TASK DESCRIPTION: Calculate how many lines in the following records hold the word "Силикатный", and report that number without comment.

THE RECORDS:
+---+

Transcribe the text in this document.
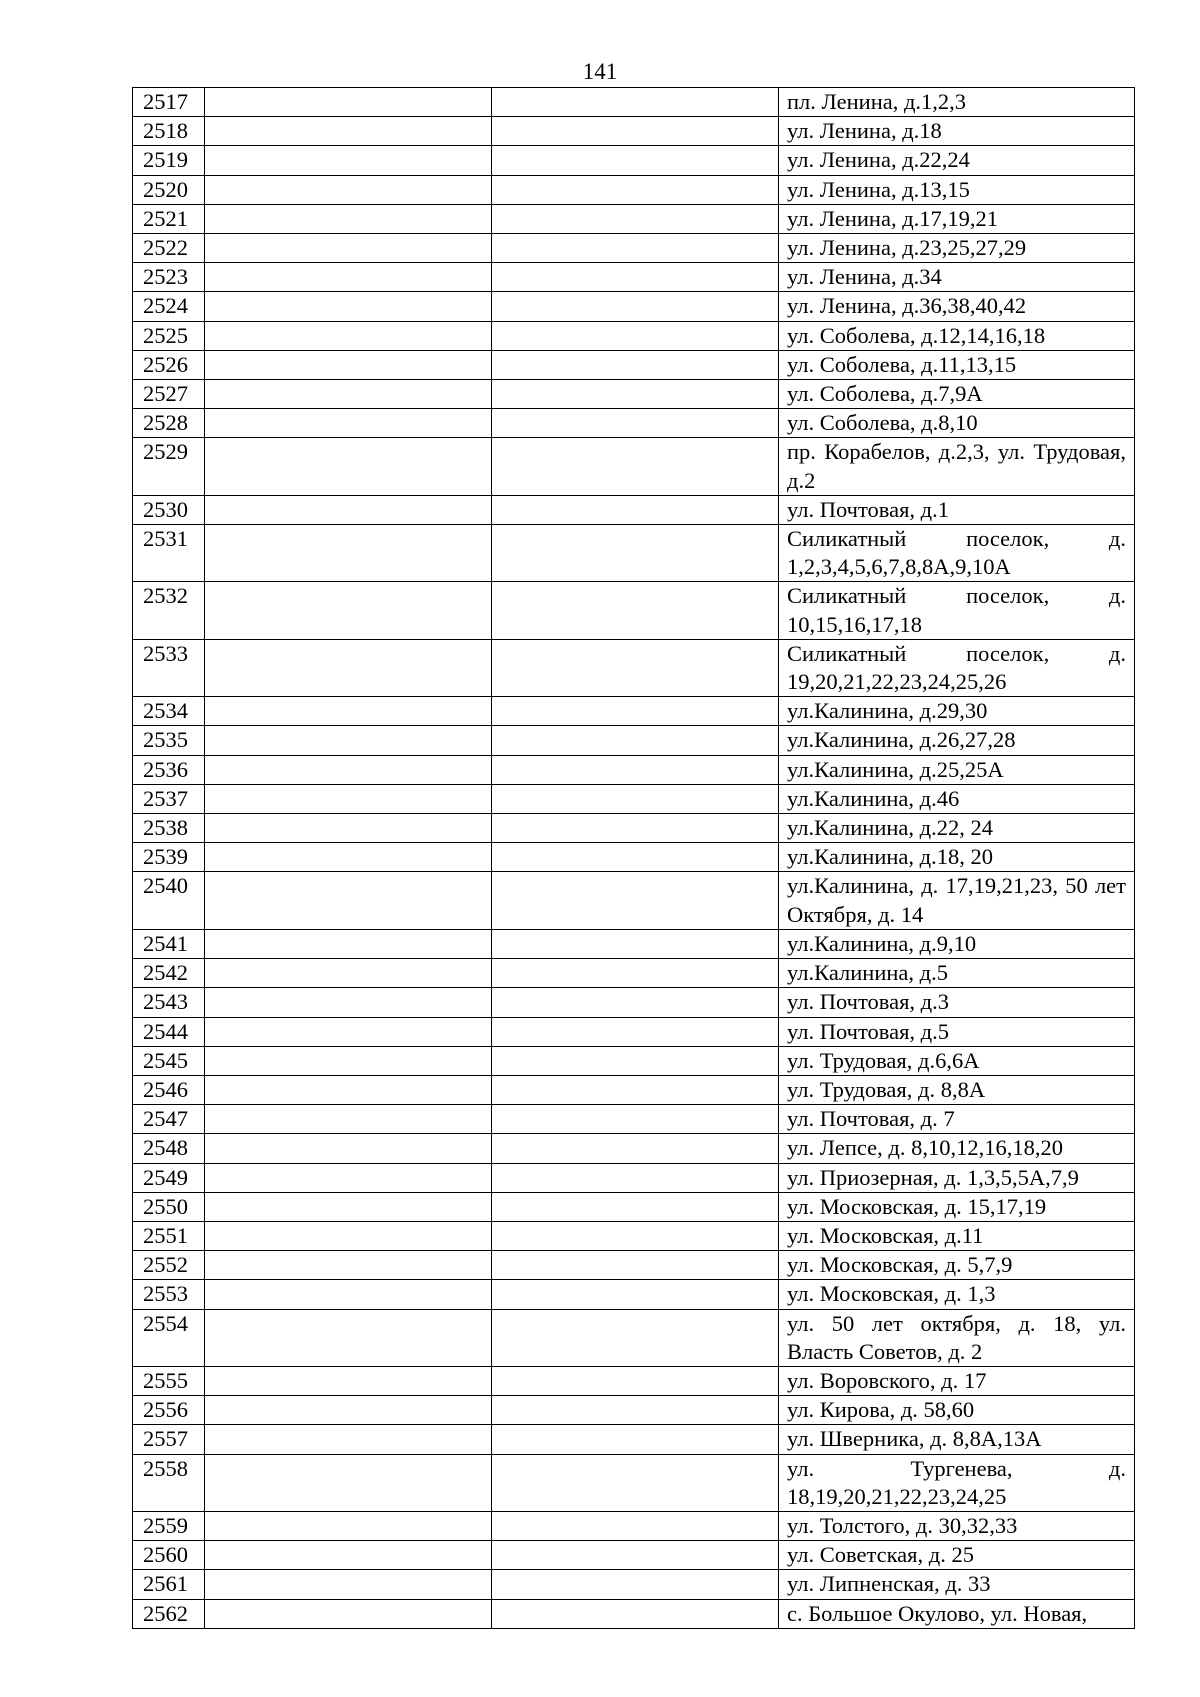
141
2517			пл. Ленина, д.1,2,3
2518			ул. Ленина, д.18
2519			ул. Ленина, д.22,24
2520			ул. Ленина, д.13,15
2521			ул. Ленина, д.17,19,21
2522			ул. Ленина, д.23,25,27,29
2523			ул. Ленина, д.34
2524			ул. Ленина, д.36,38,40,42
2525			ул. Соболева, д.12,14,16,18
2526			ул. Соболева, д.11,13,15
2527			ул. Соболева, д.7,9А
2528			ул. Соболева, д.8,10
2529			пр. Корабелов, д.2,3, ул. Трудовая, д.2
2530			ул. Почтовая, д.1
2531			Силикатный поселок, д. 1,2,3,4,5,6,7,8,8А,9,10А
2532			Силикатный поселок, д. 10,15,16,17,18
2533			Силикатный поселок, д. 19,20,21,22,23,24,25,26
2534			ул.Калинина, д.29,30
2535			ул.Калинина, д.26,27,28
2536			ул.Калинина, д.25,25А
2537			ул.Калинина, д.46
2538			ул.Калинина, д.22, 24
2539			ул.Калинина, д.18, 20
2540			ул.Калинина, д. 17,19,21,23, 50 лет Октября, д. 14
2541			ул.Калинина, д.9,10
2542			ул.Калинина, д.5
2543			ул. Почтовая, д.3
2544			ул. Почтовая, д.5
2545			ул. Трудовая, д.6,6А
2546			ул. Трудовая, д. 8,8А
2547			ул. Почтовая, д. 7
2548			ул. Лепсе, д. 8,10,12,16,18,20
2549			ул. Приозерная, д. 1,3,5,5А,7,9
2550			ул. Московская, д. 15,17,19
2551			ул. Московская, д.11
2552			ул. Московская, д. 5,7,9
2553			ул. Московская, д. 1,3
2554			ул. 50 лет октября, д. 18, ул. Власть Советов, д. 2
2555			ул. Воровского, д. 17
2556			ул. Кирова, д. 58,60
2557			ул. Шверника, д. 8,8А,13А
2558			ул. Тургенева, д. 18,19,20,21,22,23,24,25
2559			ул. Толстого, д. 30,32,33
2560			ул. Советская, д. 25
2561			ул. Липненская, д. 33
2562			с. Большое Окулово, ул. Новая,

+---+

COMPLETED TASK: 3